## Exercise aim
Reproduce the lines below word for word, without any changes, and leave out the pictures.

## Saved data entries
----------------
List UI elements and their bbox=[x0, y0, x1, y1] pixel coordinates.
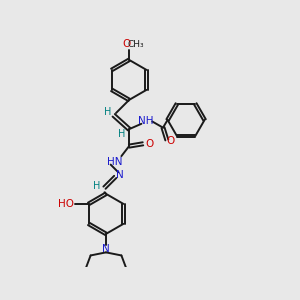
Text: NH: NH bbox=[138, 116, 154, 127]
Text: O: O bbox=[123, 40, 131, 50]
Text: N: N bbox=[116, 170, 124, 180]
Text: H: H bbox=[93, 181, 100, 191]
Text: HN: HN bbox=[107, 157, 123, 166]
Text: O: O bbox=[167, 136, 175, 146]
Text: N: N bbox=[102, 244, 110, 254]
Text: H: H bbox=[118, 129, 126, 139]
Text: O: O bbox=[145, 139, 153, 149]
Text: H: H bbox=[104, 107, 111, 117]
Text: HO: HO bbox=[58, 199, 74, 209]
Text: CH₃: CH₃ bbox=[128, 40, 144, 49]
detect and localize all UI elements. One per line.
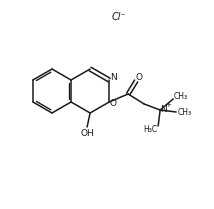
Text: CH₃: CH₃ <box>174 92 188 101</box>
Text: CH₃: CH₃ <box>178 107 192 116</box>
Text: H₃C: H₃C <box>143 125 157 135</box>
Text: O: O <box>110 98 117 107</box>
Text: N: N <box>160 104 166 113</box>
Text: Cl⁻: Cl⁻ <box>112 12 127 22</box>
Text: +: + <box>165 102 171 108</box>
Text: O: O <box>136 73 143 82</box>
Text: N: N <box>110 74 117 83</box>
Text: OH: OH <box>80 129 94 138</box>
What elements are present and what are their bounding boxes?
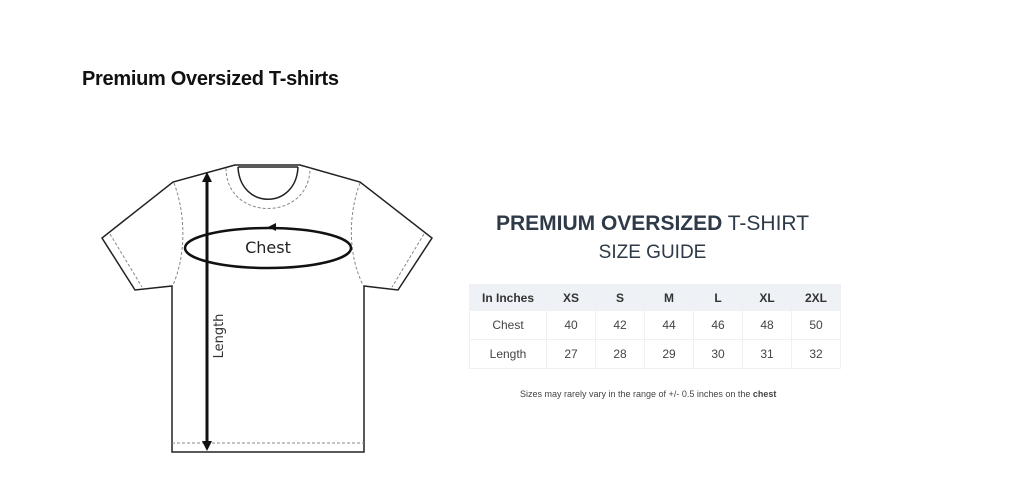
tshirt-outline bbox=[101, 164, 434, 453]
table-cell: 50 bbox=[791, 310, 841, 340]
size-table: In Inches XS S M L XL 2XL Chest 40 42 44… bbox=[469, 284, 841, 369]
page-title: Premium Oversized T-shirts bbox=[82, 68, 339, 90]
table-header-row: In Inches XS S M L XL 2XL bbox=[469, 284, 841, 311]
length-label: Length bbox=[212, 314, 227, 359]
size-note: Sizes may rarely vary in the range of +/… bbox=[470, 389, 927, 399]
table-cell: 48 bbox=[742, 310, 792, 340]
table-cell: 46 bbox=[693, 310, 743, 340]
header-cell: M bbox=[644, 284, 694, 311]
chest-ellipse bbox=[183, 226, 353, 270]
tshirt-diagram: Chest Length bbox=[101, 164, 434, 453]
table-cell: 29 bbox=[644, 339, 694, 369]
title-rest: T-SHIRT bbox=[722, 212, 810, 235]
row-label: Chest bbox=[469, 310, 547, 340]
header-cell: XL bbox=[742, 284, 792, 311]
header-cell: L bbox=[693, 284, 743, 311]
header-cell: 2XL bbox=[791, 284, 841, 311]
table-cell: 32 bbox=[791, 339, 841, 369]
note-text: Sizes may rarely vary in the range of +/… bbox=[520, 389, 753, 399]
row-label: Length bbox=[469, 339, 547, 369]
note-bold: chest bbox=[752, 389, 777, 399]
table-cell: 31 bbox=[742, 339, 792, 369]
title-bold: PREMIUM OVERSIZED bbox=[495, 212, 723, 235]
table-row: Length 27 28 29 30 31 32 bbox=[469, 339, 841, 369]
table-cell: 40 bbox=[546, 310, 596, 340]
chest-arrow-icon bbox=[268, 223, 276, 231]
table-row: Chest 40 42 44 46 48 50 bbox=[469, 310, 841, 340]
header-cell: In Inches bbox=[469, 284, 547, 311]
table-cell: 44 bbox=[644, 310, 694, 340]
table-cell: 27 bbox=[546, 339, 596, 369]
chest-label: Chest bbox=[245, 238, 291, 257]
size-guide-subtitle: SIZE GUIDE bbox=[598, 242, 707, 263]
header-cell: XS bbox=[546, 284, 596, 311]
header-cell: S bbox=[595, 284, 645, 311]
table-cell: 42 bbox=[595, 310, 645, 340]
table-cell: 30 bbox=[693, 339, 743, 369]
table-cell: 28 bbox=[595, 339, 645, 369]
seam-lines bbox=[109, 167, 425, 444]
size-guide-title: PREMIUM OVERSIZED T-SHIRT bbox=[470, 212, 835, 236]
----------------
## Solution for this task
List UI elements and their bbox=[x0, y0, x1, y1] pixel coordinates.
Text: NH: NH bbox=[138, 116, 154, 127]
Text: O: O bbox=[123, 40, 131, 50]
Text: N: N bbox=[116, 170, 124, 180]
Text: H: H bbox=[93, 181, 100, 191]
Text: HN: HN bbox=[107, 157, 123, 166]
Text: O: O bbox=[167, 136, 175, 146]
Text: N: N bbox=[102, 244, 110, 254]
Text: H: H bbox=[118, 129, 126, 139]
Text: O: O bbox=[145, 139, 153, 149]
Text: H: H bbox=[104, 107, 111, 117]
Text: HO: HO bbox=[58, 199, 74, 209]
Text: CH₃: CH₃ bbox=[128, 40, 144, 49]
detect and localize all UI elements. One per line.
Text: CH₃: CH₃ <box>174 92 188 101</box>
Text: CH₃: CH₃ <box>178 107 192 116</box>
Text: H₃C: H₃C <box>143 125 157 135</box>
Text: O: O <box>110 98 117 107</box>
Text: N: N <box>160 104 166 113</box>
Text: Cl⁻: Cl⁻ <box>112 12 127 22</box>
Text: +: + <box>165 102 171 108</box>
Text: O: O <box>136 73 143 82</box>
Text: N: N <box>110 74 117 83</box>
Text: OH: OH <box>80 129 94 138</box>
What elements are present and what are their bounding boxes?
tshirt-outline bbox=[101, 164, 434, 453]
table-cell: 50 bbox=[791, 310, 841, 340]
size-table: In Inches XS S M L XL 2XL Chest 40 42 44… bbox=[469, 284, 841, 369]
page-title: Premium Oversized T-shirts bbox=[82, 68, 339, 90]
table-header-row: In Inches XS S M L XL 2XL bbox=[469, 284, 841, 311]
length-label: Length bbox=[212, 314, 227, 359]
size-note: Sizes may rarely vary in the range of +/… bbox=[470, 389, 927, 399]
table-cell: 48 bbox=[742, 310, 792, 340]
table-cell: 46 bbox=[693, 310, 743, 340]
header-cell: M bbox=[644, 284, 694, 311]
chest-ellipse bbox=[183, 226, 353, 270]
tshirt-diagram: Chest Length bbox=[101, 164, 434, 453]
table-cell: 29 bbox=[644, 339, 694, 369]
title-rest: T-SHIRT bbox=[722, 212, 810, 235]
row-label: Chest bbox=[469, 310, 547, 340]
header-cell: XL bbox=[742, 284, 792, 311]
header-cell: L bbox=[693, 284, 743, 311]
header-cell: 2XL bbox=[791, 284, 841, 311]
table-cell: 32 bbox=[791, 339, 841, 369]
note-text: Sizes may rarely vary in the range of +/… bbox=[520, 389, 753, 399]
row-label: Length bbox=[469, 339, 547, 369]
note-bold: chest bbox=[752, 389, 777, 399]
table-cell: 31 bbox=[742, 339, 792, 369]
title-bold: PREMIUM OVERSIZED bbox=[495, 212, 723, 235]
table-row: Length 27 28 29 30 31 32 bbox=[469, 339, 841, 369]
table-cell: 40 bbox=[546, 310, 596, 340]
chest-arrow-icon bbox=[268, 223, 276, 231]
table-row: Chest 40 42 44 46 48 50 bbox=[469, 310, 841, 340]
header-cell: In Inches bbox=[469, 284, 547, 311]
table-cell: 44 bbox=[644, 310, 694, 340]
table-cell: 27 bbox=[546, 339, 596, 369]
chest-label: Chest bbox=[245, 238, 291, 257]
size-guide-subtitle: SIZE GUIDE bbox=[598, 242, 707, 263]
header-cell: XS bbox=[546, 284, 596, 311]
header-cell: S bbox=[595, 284, 645, 311]
table-cell: 42 bbox=[595, 310, 645, 340]
table-cell: 30 bbox=[693, 339, 743, 369]
table-cell: 28 bbox=[595, 339, 645, 369]
seam-lines bbox=[109, 167, 425, 444]
size-guide-title: PREMIUM OVERSIZED T-SHIRT bbox=[470, 212, 835, 236]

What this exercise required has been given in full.